A corporation is a legal person in the eyes of the law. It can bring lawsuits, can buy and sell property, contract, be taxed, and even commit crimes. It's most notable feature: a corporation protects its owners from personal liability for corporate debts and obligations-within limits.
The corporation is considered an artificially created legal entity that exists separate and apart from those individuals who created it and carry on its operations. With as little as one incorporator, a corporation can be formed by simply filing an application for a charter with the respective state. By filing this application, the incorporator will put on record facts, such as:
the purpose of the intended corporation,
the names and addresses of the incorporators,
the amount and types of capital stock the corporation will be authorized to issue, and
the rights and privileges of the holders of each class of stock.
It is true that operating as a corporation has its share of drawbacks in certain situations. For example, as a business owner, you would be responsible for additional record keeping requirements and administrative details. More important, in some cases, operating as a corporation can create an additional tax burden. This is the last thing a business owner needs, especially in the early stages of operation.
Remember, aside from tax reasons, the most common motivation for incurring the cost of setting up a corporation is the recognition that the shareholder is not legally liable for the actions of the corporation. This is because the corporation has its own separate existence wholly apart from those who run it. However, let's examine three other reasons why the corporation proves to be an attractive vehicle for carrying on a business.

Data items:
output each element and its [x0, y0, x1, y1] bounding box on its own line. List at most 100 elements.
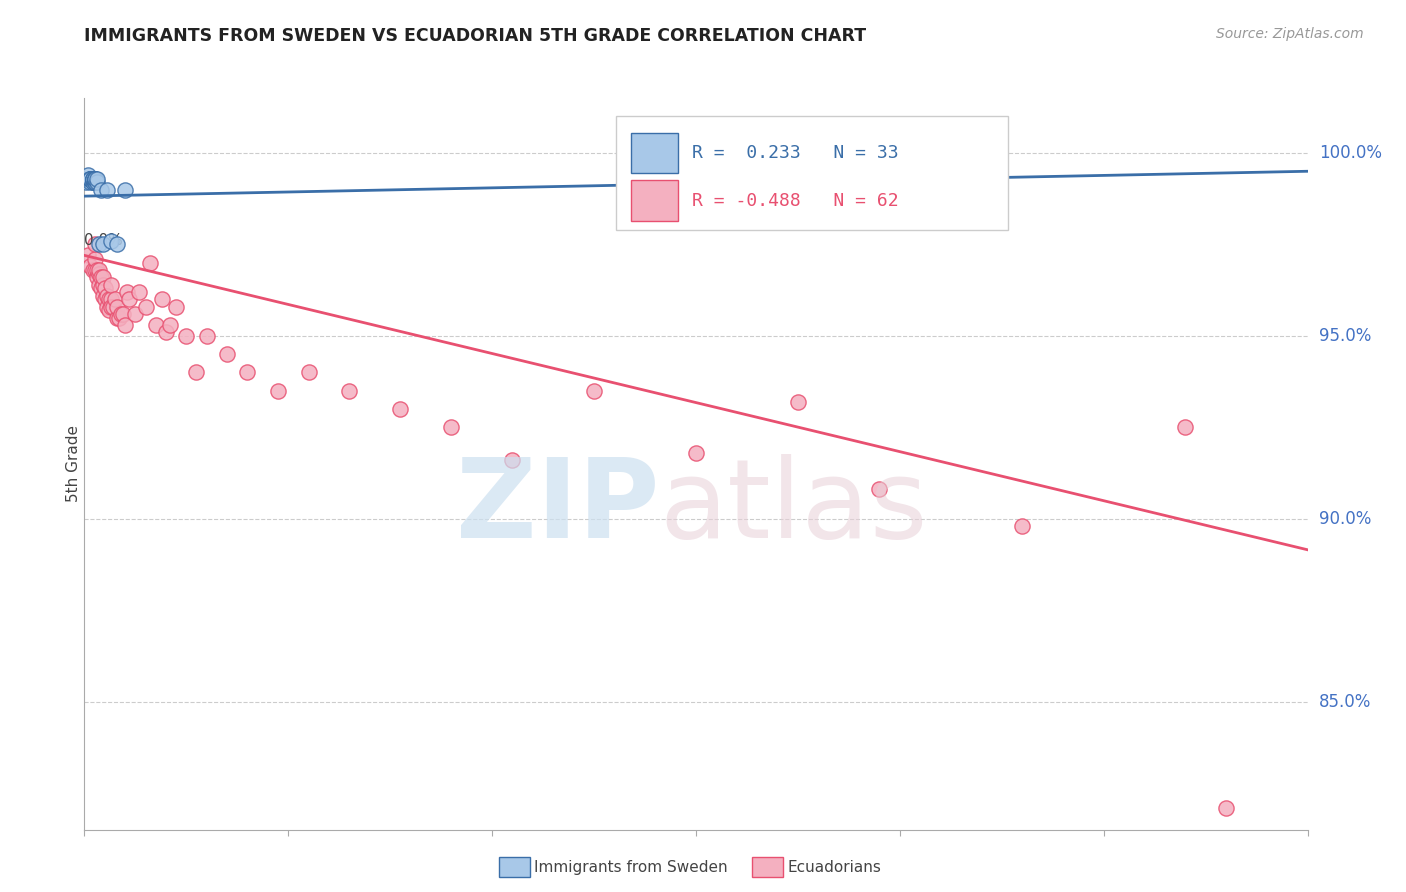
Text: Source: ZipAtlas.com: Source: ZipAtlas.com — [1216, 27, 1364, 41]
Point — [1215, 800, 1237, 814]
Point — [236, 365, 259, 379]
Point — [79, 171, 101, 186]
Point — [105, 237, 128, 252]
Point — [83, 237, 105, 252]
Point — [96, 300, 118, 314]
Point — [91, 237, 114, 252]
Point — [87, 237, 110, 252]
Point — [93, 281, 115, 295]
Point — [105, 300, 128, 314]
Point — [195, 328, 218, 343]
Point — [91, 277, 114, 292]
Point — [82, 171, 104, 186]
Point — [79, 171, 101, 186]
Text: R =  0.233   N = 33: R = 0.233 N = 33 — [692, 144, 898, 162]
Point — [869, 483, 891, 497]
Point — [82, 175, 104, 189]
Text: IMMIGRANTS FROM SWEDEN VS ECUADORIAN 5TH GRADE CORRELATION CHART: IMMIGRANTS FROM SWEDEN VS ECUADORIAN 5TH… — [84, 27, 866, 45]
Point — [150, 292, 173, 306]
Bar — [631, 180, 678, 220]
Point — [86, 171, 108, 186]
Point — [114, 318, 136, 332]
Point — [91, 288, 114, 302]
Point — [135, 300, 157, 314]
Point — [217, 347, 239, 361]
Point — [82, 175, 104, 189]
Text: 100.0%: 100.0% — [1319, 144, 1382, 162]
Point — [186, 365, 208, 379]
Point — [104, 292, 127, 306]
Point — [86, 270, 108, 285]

PROBLEMS TO SOLVE >>
#1 Reproduce the part of the passage on corporations that begins at the words "A corporation is a" and stops after "and obligations-within limits.".
#2 Find each line of the data items that contains the string "Text", and copy those lines out.

COMPLETE ANSWERS >>
#1
A corporation is a legal person in the eyes of the law. It can bring lawsuits, can buy and sell property, contract, be taxed, and even commit crimes. It's most notable feature: a corporation protects its owners from personal liability for corporate debts and obligations-within limits.

#2
Text: Source: ZipAtlas.com: Source: ZipAtlas.com — [1216, 27, 1364, 41]
Text: R =  0.233   N = 33: R = 0.233 N = 33 — [692, 144, 898, 162]
Text: IMMIGRANTS FROM SWEDEN VS ECUADORIAN 5TH GRADE CORRELATION CHART: IMMIGRANTS FROM SWEDEN VS ECUADORIAN 5TH… — [84, 27, 866, 45]
Text: 100.0%: 100.0% — [1319, 144, 1382, 162]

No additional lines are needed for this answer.